Data entries for graphics:
○ ○ ○ ○ ○
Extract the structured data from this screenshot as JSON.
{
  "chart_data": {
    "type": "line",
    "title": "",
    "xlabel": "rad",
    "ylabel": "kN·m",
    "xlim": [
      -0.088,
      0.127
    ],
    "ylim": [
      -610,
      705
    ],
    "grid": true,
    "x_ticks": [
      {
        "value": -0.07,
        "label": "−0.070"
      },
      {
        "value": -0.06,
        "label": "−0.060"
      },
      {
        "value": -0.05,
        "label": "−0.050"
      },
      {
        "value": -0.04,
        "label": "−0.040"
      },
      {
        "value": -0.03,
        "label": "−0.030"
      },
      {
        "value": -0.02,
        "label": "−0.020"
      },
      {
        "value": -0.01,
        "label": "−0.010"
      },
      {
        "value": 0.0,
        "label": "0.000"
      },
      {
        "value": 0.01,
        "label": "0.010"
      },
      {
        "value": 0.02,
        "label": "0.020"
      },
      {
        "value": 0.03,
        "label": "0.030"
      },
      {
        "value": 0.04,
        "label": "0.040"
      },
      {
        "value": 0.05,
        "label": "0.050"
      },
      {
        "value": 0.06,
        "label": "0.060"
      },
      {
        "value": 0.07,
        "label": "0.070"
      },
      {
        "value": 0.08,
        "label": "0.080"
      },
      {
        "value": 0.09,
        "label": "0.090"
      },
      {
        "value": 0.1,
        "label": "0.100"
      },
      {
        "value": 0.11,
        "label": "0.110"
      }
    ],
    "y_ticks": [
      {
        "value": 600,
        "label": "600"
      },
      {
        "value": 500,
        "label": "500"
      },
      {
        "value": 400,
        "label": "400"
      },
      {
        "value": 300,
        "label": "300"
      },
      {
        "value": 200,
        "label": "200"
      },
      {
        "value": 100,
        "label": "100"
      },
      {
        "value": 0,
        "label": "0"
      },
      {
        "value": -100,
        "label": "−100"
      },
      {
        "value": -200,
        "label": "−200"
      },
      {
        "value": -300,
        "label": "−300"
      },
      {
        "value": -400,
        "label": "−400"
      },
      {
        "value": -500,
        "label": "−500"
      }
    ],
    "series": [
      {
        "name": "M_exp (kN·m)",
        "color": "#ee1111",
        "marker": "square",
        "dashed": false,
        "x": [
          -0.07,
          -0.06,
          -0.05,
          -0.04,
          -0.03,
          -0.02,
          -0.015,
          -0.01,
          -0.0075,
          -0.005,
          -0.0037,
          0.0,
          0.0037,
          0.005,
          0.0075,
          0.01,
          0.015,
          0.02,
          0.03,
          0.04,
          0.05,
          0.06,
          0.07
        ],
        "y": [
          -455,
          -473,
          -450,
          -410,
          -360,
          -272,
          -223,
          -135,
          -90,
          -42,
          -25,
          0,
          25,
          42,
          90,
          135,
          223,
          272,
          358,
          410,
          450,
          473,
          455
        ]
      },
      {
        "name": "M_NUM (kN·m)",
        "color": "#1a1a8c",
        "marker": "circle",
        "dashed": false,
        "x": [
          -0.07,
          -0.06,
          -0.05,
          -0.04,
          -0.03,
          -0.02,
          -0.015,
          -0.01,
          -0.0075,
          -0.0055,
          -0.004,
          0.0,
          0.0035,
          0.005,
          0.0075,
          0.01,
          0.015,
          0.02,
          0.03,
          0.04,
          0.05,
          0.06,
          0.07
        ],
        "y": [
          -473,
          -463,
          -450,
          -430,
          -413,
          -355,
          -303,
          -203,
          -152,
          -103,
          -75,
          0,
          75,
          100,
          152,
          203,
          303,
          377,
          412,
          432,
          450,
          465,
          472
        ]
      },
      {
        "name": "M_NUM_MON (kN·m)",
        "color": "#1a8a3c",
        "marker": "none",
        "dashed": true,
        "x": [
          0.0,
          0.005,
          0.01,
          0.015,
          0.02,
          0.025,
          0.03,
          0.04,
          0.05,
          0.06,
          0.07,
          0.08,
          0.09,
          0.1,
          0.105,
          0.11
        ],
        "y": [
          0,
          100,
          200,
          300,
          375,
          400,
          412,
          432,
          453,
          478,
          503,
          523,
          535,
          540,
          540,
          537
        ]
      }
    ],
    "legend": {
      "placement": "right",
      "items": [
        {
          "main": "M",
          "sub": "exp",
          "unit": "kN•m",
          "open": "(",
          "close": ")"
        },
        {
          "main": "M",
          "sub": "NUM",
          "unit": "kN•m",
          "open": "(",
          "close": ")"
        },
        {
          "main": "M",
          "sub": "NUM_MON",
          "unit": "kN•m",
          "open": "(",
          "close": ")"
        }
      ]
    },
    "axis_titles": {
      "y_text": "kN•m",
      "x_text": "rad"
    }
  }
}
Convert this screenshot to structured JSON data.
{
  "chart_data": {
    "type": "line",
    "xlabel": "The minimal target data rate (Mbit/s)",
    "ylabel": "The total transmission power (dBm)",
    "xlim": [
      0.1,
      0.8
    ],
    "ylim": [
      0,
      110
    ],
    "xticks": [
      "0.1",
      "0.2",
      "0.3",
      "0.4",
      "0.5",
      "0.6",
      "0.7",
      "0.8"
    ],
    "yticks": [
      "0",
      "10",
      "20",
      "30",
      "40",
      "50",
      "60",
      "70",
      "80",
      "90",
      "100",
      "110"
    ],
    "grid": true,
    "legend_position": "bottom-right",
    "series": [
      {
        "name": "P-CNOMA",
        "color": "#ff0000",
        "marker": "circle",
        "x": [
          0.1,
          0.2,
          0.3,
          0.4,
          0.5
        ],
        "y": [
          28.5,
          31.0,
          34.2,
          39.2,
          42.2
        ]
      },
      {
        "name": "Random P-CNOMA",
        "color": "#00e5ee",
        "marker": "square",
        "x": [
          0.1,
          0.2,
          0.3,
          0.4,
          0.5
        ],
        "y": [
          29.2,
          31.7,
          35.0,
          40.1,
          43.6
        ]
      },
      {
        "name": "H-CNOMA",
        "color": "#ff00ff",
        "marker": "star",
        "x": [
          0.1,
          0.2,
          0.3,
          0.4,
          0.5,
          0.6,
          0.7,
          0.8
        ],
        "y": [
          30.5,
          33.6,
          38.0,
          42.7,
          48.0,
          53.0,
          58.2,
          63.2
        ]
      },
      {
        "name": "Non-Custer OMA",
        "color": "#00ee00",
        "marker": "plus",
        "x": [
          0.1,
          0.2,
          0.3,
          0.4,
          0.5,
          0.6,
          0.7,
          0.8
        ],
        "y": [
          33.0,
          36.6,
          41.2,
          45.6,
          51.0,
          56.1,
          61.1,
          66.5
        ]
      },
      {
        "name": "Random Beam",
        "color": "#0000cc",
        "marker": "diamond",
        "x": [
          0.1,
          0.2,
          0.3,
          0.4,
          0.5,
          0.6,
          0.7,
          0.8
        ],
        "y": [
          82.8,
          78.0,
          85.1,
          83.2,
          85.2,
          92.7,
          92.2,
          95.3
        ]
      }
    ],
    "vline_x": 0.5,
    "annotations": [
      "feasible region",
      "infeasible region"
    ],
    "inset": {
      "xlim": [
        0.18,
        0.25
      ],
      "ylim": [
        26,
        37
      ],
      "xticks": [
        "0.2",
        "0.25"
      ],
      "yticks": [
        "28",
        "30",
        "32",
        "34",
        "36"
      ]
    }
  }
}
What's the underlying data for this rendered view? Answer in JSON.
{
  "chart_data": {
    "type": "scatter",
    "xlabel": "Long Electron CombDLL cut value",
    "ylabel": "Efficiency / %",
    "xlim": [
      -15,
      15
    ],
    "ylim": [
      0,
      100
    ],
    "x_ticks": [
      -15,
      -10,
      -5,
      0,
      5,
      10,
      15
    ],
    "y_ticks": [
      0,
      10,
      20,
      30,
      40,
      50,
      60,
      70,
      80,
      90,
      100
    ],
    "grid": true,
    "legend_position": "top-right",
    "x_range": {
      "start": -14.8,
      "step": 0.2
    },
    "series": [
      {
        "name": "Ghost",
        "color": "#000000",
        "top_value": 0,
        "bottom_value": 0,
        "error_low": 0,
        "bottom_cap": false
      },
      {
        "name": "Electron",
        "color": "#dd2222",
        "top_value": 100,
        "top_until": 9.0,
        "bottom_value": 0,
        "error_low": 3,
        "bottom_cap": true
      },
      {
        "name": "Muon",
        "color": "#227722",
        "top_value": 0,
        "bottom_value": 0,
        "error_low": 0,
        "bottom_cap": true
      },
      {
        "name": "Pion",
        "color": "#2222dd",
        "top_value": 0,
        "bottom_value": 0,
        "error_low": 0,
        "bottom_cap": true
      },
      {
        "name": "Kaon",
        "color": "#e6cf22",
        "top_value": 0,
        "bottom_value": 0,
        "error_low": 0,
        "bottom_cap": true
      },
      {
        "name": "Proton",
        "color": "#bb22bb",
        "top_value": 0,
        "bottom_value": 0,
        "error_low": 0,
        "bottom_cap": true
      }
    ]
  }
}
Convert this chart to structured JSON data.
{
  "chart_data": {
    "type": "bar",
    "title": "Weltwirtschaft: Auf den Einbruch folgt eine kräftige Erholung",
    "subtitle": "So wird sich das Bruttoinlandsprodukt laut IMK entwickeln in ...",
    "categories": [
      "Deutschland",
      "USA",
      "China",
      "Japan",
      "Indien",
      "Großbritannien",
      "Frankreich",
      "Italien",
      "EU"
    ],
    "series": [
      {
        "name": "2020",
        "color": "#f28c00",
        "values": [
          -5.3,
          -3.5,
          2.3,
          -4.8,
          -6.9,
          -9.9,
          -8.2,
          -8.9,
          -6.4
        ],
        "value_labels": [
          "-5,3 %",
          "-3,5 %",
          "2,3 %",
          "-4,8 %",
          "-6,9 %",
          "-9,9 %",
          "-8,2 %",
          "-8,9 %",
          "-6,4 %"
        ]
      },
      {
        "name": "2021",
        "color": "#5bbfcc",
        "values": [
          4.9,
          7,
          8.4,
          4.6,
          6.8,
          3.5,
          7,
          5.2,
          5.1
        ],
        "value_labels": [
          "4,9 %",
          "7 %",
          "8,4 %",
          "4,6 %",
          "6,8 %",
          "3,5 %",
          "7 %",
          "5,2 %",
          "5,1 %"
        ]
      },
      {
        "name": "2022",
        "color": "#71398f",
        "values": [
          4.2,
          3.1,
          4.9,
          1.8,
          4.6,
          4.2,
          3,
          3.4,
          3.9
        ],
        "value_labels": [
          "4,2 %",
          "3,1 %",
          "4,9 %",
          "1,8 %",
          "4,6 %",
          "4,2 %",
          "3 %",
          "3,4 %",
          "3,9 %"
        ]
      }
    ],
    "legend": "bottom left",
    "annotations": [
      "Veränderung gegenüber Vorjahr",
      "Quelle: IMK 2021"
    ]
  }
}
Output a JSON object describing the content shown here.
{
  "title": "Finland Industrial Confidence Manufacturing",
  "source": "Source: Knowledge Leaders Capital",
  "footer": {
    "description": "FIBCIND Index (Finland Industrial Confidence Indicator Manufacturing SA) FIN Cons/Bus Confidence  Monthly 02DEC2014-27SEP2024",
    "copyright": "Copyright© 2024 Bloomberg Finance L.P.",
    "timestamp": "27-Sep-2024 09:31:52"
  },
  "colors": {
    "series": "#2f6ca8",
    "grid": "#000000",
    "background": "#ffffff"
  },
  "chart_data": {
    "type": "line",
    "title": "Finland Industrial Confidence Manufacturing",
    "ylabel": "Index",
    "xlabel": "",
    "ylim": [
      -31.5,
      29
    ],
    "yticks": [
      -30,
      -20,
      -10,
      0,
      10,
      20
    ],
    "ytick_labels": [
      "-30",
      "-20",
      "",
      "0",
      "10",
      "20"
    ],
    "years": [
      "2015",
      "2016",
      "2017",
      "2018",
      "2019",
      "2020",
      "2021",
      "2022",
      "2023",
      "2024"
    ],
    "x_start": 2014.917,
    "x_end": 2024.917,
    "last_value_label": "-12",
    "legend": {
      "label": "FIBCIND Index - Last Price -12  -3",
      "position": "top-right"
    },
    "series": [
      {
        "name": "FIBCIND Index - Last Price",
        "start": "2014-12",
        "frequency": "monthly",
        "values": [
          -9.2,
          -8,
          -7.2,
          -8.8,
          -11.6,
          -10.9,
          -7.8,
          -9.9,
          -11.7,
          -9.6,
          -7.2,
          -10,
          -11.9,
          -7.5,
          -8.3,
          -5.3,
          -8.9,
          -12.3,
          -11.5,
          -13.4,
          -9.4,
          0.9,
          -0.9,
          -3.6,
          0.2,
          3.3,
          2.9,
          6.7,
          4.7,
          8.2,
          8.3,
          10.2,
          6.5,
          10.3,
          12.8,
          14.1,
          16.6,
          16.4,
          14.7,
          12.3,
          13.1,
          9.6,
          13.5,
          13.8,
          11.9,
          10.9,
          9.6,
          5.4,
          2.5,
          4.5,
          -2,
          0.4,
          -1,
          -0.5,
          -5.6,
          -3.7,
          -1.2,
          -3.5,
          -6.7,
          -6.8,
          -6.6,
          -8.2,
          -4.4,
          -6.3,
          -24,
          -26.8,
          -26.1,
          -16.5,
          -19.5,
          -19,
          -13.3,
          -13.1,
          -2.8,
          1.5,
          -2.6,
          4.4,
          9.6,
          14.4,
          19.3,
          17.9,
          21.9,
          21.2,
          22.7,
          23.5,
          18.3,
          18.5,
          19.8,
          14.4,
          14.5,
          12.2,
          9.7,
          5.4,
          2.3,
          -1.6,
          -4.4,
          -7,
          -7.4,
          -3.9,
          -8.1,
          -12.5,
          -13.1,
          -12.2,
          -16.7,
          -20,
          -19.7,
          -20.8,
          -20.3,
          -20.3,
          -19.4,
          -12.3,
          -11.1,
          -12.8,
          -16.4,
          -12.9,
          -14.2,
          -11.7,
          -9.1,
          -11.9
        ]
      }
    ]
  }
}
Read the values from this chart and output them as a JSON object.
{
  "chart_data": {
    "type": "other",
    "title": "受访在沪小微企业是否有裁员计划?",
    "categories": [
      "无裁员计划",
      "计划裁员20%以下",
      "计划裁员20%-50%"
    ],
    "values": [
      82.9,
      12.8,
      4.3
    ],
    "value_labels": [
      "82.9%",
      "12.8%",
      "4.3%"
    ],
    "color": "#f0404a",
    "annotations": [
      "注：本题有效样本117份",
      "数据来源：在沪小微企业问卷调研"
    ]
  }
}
○ ○ ○ ○ ○
**What is needed:**
Copy every line of the data that holds the string "Industrial".

**Full answer:**
  "title": "Finland Industrial Confidence Manufacturing",
    "description": "FIBCIND Index (Finland Industrial Confidence Indicator Manufacturing SA) FIN Cons/Bus Confidence  Monthly 02DEC2014-27SEP2024",
    "title": "Finland Industrial Confidence Manufacturing",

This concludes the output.